Exercise objective
Each entry below should be echoed exactly, with pictures omitted.

━━━━━━━━━━━━━━━━━━━━

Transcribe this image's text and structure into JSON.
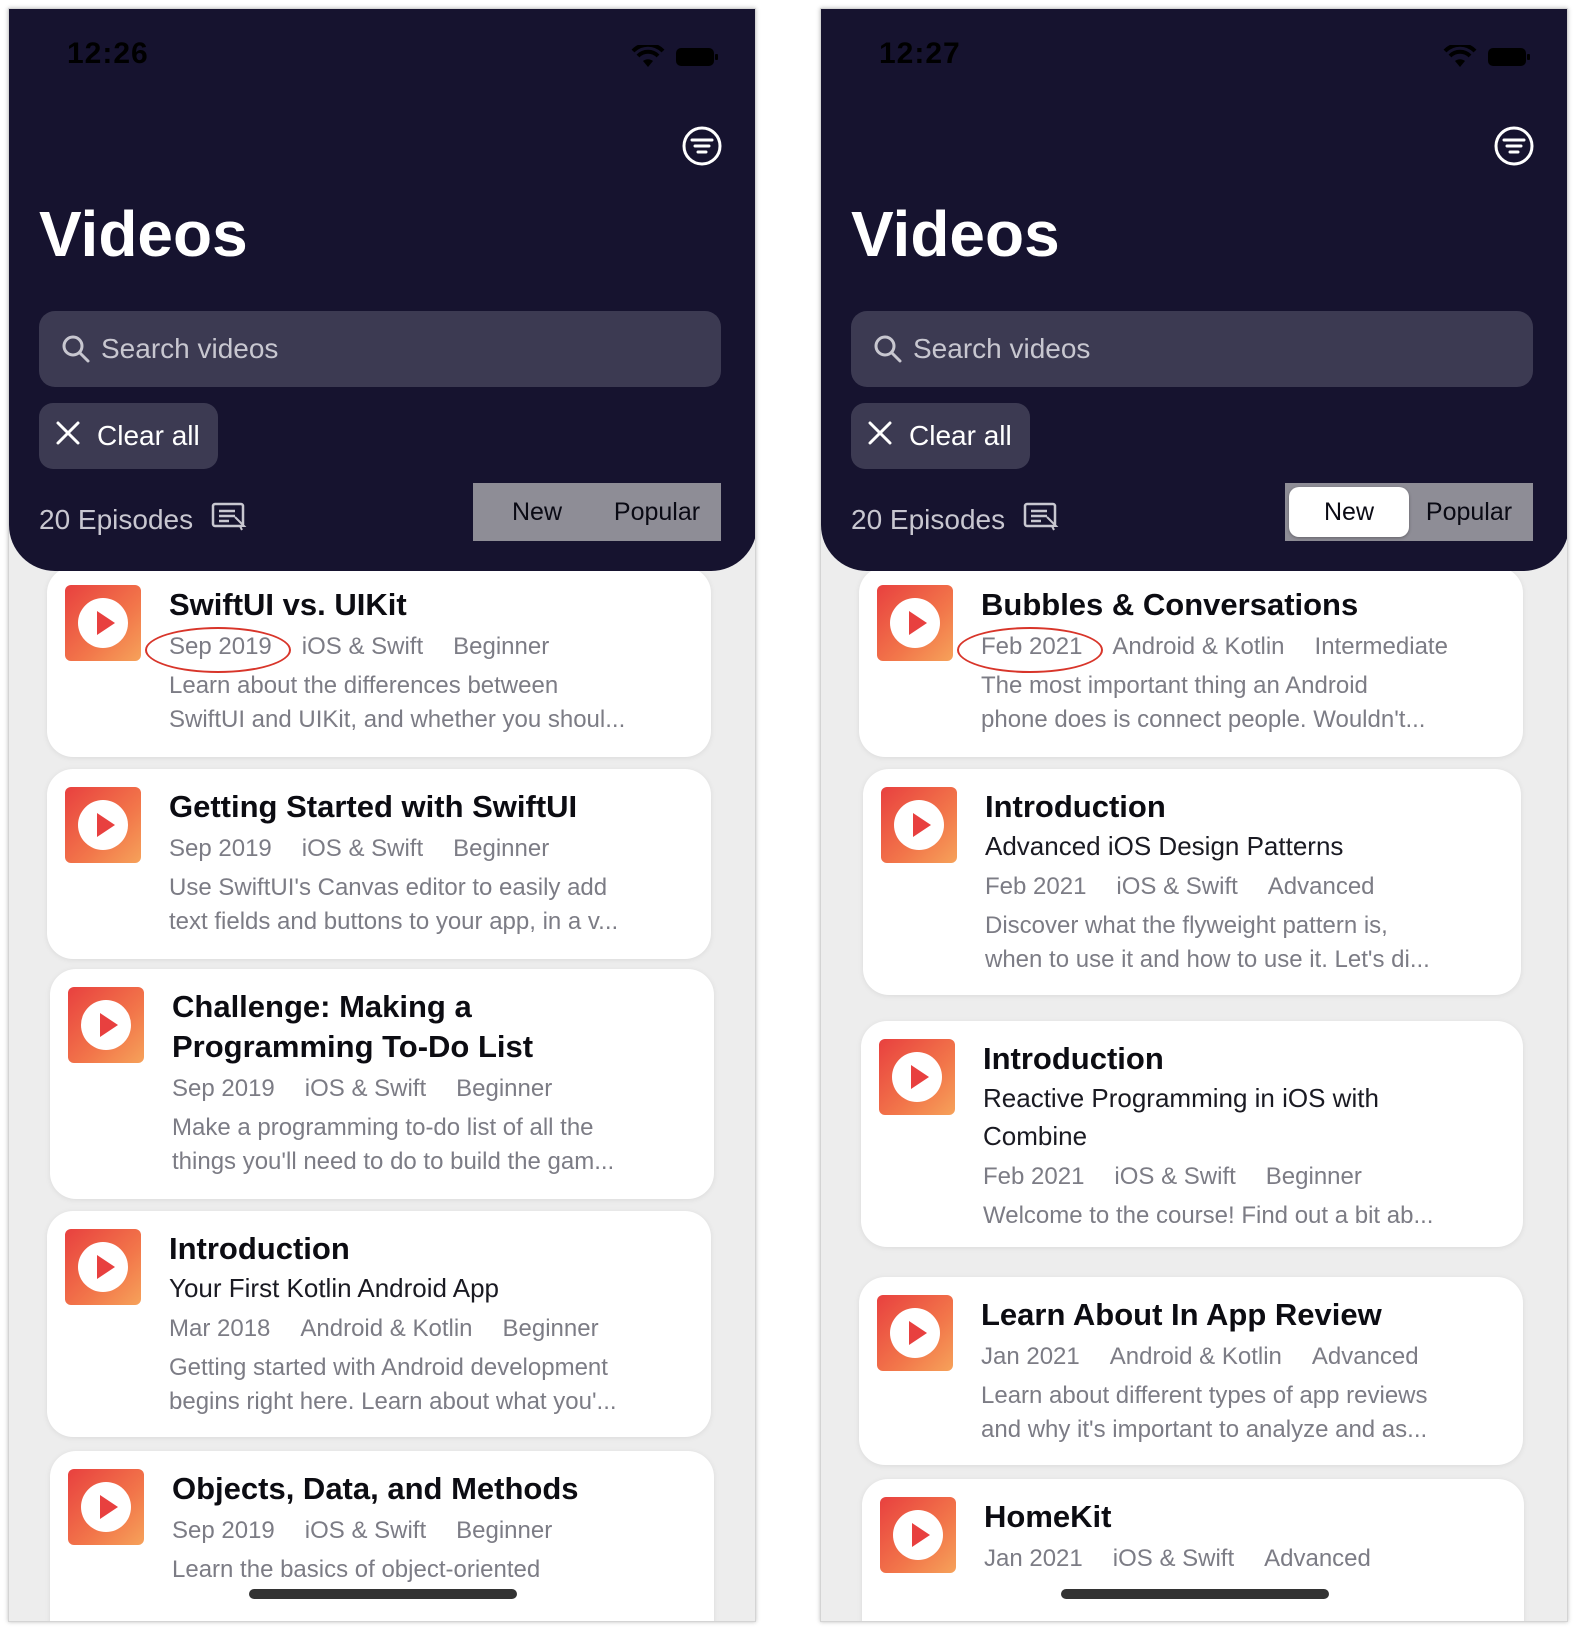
{
  "screens": [
    {
      "status_time": "12:26",
      "title": "Videos",
      "search_placeholder": "Search videos",
      "clear_label": "Clear all",
      "episodes_label": "20 Episodes",
      "segments": [
        "New",
        "Popular"
      ],
      "selected_segment": null,
      "videos": [
        {
          "title": "SwiftUI vs. UIKit",
          "subtitle": "",
          "date": "Sep 2019",
          "domain": "iOS & Swift",
          "level": "Beginner",
          "desc_line1": "Learn about the differences between",
          "desc_line2": "SwiftUI and UIKit, and whether you shoul..."
        },
        {
          "title": "Getting Started with SwiftUI",
          "subtitle": "",
          "date": "Sep 2019",
          "domain": "iOS & Swift",
          "level": "Beginner",
          "desc_line1": "Use SwiftUI's Canvas editor to easily add",
          "desc_line2": "text fields and buttons to your app, in a v..."
        },
        {
          "title": "Challenge: Making a",
          "title_line2": "Programming To-Do List",
          "subtitle": "",
          "date": "Sep 2019",
          "domain": "iOS & Swift",
          "level": "Beginner",
          "desc_line1": "Make a programming to-do list of all the",
          "desc_line2": "things you'll need to do to build the gam..."
        },
        {
          "title": "Introduction",
          "subtitle": "Your First Kotlin Android App",
          "date": "Mar 2018",
          "domain": "Android & Kotlin",
          "level": "Beginner",
          "desc_line1": "Getting started with Android development",
          "desc_line2": "begins right here. Learn about what you'..."
        },
        {
          "title": "Objects, Data, and Methods",
          "subtitle": "",
          "date": "Sep 2019",
          "domain": "iOS & Swift",
          "level": "Beginner",
          "desc_line1": "Learn the basics of object-oriented",
          "desc_line2": ""
        }
      ]
    },
    {
      "status_time": "12:27",
      "title": "Videos",
      "search_placeholder": "Search videos",
      "clear_label": "Clear all",
      "episodes_label": "20 Episodes",
      "segments": [
        "New",
        "Popular"
      ],
      "selected_segment": "New",
      "videos": [
        {
          "title": "Bubbles & Conversations",
          "subtitle": "",
          "date": "Feb 2021",
          "domain": "Android & Kotlin",
          "level": "Intermediate",
          "desc_line1": "The most important thing an Android",
          "desc_line2": "phone does is connect people. Wouldn't..."
        },
        {
          "title": "Introduction",
          "subtitle": "Advanced iOS Design Patterns",
          "date": "Feb 2021",
          "domain": "iOS & Swift",
          "level": "Advanced",
          "desc_line1": "Discover what the flyweight pattern is,",
          "desc_line2": "when to use it and how to use it. Let's di..."
        },
        {
          "title": "Introduction",
          "subtitle": "Reactive Programming in iOS with",
          "subtitle_line2": "Combine",
          "date": "Feb 2021",
          "domain": "iOS & Swift",
          "level": "Beginner",
          "desc_line1": "Welcome to the course! Find out a bit ab...",
          "desc_line2": ""
        },
        {
          "title": "Learn About In App Review",
          "subtitle": "",
          "date": "Jan 2021",
          "domain": "Android & Kotlin",
          "level": "Advanced",
          "desc_line1": "Learn about different types of app reviews",
          "desc_line2": "and why it's important to analyze and as..."
        },
        {
          "title": "HomeKit",
          "subtitle": "",
          "date": "Jan 2021",
          "domain": "iOS & Swift",
          "level": "Advanced",
          "desc_line1": "",
          "desc_line2": ""
        }
      ]
    }
  ],
  "colors": {
    "header": "#16132f",
    "accent": "#e8403f",
    "highlight_circle": "#d8352a"
  },
  "icons": [
    "wifi-icon",
    "battery-icon",
    "filter-icon",
    "search-icon",
    "close-icon",
    "episodes-list-icon",
    "play-icon"
  ]
}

━━━━━━━━━━━━━━━━━━━━

Result of the exercise
Transcribe this image's text and structure into JSON.
{
  "screens": [
    {
      "status_time": "12:26",
      "title": "Videos",
      "search_placeholder": "Search videos",
      "clear_label": "Clear all",
      "episodes_label": "20 Episodes",
      "segments": [
        "New",
        "Popular"
      ],
      "selected_segment": null,
      "videos": [
        {
          "title": "SwiftUI vs. UIKit",
          "subtitle": "",
          "date": "Sep 2019",
          "domain": "iOS & Swift",
          "level": "Beginner",
          "desc_line1": "Learn about the differences between",
          "desc_line2": "SwiftUI and UIKit, and whether you shoul..."
        },
        {
          "title": "Getting Started with SwiftUI",
          "subtitle": "",
          "date": "Sep 2019",
          "domain": "iOS & Swift",
          "level": "Beginner",
          "desc_line1": "Use SwiftUI's Canvas editor to easily add",
          "desc_line2": "text fields and buttons to your app, in a v..."
        },
        {
          "title": "Challenge: Making a",
          "title_line2": "Programming To-Do List",
          "subtitle": "",
          "date": "Sep 2019",
          "domain": "iOS & Swift",
          "level": "Beginner",
          "desc_line1": "Make a programming to-do list of all the",
          "desc_line2": "things you'll need to do to build the gam..."
        },
        {
          "title": "Introduction",
          "subtitle": "Your First Kotlin Android App",
          "date": "Mar 2018",
          "domain": "Android & Kotlin",
          "level": "Beginner",
          "desc_line1": "Getting started with Android development",
          "desc_line2": "begins right here. Learn about what you'..."
        },
        {
          "title": "Objects, Data, and Methods",
          "subtitle": "",
          "date": "Sep 2019",
          "domain": "iOS & Swift",
          "level": "Beginner",
          "desc_line1": "Learn the basics of object-oriented",
          "desc_line2": ""
        }
      ]
    },
    {
      "status_time": "12:27",
      "title": "Videos",
      "search_placeholder": "Search videos",
      "clear_label": "Clear all",
      "episodes_label": "20 Episodes",
      "segments": [
        "New",
        "Popular"
      ],
      "selected_segment": "New",
      "videos": [
        {
          "title": "Bubbles & Conversations",
          "subtitle": "",
          "date": "Feb 2021",
          "domain": "Android & Kotlin",
          "level": "Intermediate",
          "desc_line1": "The most important thing an Android",
          "desc_line2": "phone does is connect people. Wouldn't..."
        },
        {
          "title": "Introduction",
          "subtitle": "Advanced iOS Design Patterns",
          "date": "Feb 2021",
          "domain": "iOS & Swift",
          "level": "Advanced",
          "desc_line1": "Discover what the flyweight pattern is,",
          "desc_line2": "when to use it and how to use it. Let's di..."
        },
        {
          "title": "Introduction",
          "subtitle": "Reactive Programming in iOS with",
          "subtitle_line2": "Combine",
          "date": "Feb 2021",
          "domain": "iOS & Swift",
          "level": "Beginner",
          "desc_line1": "Welcome to the course! Find out a bit ab...",
          "desc_line2": ""
        },
        {
          "title": "Learn About In App Review",
          "subtitle": "",
          "date": "Jan 2021",
          "domain": "Android & Kotlin",
          "level": "Advanced",
          "desc_line1": "Learn about different types of app reviews",
          "desc_line2": "and why it's important to analyze and as..."
        },
        {
          "title": "HomeKit",
          "subtitle": "",
          "date": "Jan 2021",
          "domain": "iOS & Swift",
          "level": "Advanced",
          "desc_line1": "",
          "desc_line2": ""
        }
      ]
    }
  ],
  "colors": {
    "header": "#16132f",
    "accent": "#e8403f",
    "highlight_circle": "#d8352a"
  },
  "icons": [
    "wifi-icon",
    "battery-icon",
    "filter-icon",
    "search-icon",
    "close-icon",
    "episodes-list-icon",
    "play-icon"
  ]
}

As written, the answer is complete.